An inherent limitation of this cross-sectional design is that causal inference for spinal cord damage measure and deficits in motor output cannot be determined. With only one female participant and our male participant who sustained his spinal cord injury 31 years ago, our research sample certainly could have been more homogenous. A larger, prospective study involving participants with varying levels of motor impairment is warranted to investigate the prognostic value of this MRI measure of spinal cord damage for predicting motor output following spinal cord injury. Other variables such as spasticity may have influenced the results of motor output and ambulation as it has been demonstrated in people with neuromuscular disorders27,28 however we did not quantitatively assess spasticity in this present study. Because our pilot study was exploratory in nature, we made necessary assumptions that our spinal cord damage measured was valid, yet MR artefact could have played a role in terms of accuracy and sensitivity considering the wide range of cord damage in our participants classified as AIS D (0.54 – 0.91). The Spinal Cord Toolbox and WM atlas were created and validated using healthy control imaging data. Although our preliminary results suggest that these image processing tools may be valid for use in participants with spinal cord injury, further research is needed to corroborate these findings. For future studies, a larger sample size will allow us to build more advanced predictive models to better assess the interaction between damage variables and function. A larger, prospective study tracking participants with varying levels of motor impairment in longitudinal fashion is warranted. Such investigation would aim to identify the prognostic value of this MRI measure of spinal cord damage for motor output and recovery following spinal cord injury.

Conclusion

MRI measures of spinal cord damage were significantly correlated with motor output in a tract-specific manner, and this measure also appears to have spatial specificity. With future research, this imaging method may offer prognostic value following spinal cord injury.

--- Recorded data ---
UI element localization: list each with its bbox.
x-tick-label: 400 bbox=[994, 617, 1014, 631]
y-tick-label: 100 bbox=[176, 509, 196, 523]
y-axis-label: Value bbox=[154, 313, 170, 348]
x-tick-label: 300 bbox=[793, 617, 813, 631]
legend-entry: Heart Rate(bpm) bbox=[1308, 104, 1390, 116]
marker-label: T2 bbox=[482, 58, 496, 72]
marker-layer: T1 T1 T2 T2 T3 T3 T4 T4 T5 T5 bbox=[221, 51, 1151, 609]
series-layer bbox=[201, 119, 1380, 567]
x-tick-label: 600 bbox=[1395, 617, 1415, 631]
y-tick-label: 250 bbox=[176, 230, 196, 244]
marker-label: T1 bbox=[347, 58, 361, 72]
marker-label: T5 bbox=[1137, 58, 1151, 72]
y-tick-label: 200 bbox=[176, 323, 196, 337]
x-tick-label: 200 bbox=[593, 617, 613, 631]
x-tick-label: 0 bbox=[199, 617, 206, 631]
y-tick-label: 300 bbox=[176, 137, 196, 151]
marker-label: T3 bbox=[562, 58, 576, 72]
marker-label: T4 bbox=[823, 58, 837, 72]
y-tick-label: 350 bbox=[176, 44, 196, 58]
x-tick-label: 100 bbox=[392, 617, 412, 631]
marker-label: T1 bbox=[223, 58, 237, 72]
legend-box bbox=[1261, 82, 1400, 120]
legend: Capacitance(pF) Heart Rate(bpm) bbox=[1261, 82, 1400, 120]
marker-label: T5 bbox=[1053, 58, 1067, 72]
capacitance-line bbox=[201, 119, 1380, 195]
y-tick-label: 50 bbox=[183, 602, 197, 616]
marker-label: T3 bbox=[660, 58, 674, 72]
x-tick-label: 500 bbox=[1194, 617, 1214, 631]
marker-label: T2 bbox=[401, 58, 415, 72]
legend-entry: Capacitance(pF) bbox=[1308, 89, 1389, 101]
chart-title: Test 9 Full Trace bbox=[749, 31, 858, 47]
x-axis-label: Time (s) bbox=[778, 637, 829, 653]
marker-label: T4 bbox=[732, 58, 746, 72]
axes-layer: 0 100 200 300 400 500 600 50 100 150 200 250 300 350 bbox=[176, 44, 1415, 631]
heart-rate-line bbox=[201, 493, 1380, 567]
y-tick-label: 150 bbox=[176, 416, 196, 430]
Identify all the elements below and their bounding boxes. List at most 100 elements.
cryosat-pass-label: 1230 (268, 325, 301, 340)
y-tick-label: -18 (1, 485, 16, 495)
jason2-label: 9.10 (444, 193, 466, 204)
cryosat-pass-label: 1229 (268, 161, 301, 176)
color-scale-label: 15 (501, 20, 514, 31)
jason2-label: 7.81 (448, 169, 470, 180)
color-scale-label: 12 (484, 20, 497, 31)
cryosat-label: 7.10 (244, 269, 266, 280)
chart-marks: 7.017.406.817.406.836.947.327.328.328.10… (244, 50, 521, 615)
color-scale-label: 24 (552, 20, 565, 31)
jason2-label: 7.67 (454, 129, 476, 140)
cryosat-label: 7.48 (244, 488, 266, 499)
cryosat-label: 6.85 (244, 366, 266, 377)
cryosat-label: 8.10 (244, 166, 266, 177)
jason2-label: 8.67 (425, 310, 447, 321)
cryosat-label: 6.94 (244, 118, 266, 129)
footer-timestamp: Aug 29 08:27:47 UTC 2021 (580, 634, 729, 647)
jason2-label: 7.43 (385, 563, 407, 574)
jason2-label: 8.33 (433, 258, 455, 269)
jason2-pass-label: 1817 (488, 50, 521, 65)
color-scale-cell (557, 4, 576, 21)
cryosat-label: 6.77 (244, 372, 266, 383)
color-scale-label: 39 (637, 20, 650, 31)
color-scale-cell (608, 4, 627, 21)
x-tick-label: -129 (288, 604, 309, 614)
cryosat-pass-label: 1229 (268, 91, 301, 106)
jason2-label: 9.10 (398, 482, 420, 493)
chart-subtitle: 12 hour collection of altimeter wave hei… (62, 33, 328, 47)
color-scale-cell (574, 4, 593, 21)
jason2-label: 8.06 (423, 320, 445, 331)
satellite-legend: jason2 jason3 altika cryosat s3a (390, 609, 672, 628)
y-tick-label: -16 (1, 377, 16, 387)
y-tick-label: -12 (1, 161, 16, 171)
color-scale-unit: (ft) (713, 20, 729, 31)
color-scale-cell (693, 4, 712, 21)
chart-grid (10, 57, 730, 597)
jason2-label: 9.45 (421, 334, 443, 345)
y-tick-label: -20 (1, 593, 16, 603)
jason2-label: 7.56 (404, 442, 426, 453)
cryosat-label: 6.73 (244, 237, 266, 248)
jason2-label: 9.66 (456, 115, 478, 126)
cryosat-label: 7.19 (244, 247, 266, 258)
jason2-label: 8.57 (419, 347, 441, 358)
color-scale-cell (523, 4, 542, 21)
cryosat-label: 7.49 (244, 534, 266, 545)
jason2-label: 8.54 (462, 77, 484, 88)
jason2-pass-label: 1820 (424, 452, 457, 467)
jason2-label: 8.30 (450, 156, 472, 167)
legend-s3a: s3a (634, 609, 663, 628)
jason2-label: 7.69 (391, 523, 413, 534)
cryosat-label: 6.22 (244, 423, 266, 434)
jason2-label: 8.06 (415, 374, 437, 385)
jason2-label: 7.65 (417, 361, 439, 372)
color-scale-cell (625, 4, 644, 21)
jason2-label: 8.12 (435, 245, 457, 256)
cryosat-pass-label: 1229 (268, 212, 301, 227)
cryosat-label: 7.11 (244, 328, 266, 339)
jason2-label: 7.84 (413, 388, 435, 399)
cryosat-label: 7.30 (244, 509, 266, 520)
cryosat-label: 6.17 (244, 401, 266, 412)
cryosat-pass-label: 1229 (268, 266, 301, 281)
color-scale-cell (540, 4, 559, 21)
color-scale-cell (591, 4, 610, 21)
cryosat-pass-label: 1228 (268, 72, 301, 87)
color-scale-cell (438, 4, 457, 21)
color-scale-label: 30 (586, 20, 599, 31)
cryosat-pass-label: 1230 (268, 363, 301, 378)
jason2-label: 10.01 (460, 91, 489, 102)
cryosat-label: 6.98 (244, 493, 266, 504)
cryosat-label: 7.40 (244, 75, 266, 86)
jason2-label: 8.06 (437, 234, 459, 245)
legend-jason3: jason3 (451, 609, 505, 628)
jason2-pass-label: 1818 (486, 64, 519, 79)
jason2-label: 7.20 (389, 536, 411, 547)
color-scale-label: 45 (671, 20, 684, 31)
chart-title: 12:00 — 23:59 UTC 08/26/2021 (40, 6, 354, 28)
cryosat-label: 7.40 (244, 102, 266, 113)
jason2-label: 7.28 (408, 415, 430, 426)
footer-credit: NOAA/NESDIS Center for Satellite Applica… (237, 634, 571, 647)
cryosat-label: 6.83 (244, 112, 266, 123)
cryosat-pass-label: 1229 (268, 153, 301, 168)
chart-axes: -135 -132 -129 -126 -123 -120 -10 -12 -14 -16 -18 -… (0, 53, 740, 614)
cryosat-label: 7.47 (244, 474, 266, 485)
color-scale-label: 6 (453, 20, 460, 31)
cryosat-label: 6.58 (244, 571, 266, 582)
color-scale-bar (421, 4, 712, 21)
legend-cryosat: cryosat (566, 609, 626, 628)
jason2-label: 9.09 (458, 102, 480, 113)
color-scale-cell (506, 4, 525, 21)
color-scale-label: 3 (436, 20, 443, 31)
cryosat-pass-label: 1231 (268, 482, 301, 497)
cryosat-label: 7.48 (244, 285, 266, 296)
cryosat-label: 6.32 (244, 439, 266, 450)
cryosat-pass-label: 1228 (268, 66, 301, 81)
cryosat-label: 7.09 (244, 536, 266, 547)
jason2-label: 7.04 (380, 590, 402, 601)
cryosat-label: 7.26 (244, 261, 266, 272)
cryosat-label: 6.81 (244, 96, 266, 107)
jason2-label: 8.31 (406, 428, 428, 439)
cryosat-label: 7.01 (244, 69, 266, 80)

--- Exercise ---
Please return the part of the spinal cord injury text between "MRI measures of" and "value following spinal cord injury.", inclusive, copied word for word.

--- Exercise response ---
MRI measures of spinal cord damage were significantly correlated with motor output in a tract-specific manner, and this measure also appears to have spatial specificity. With future research, this imaging method may offer prognostic value following spinal cord injury.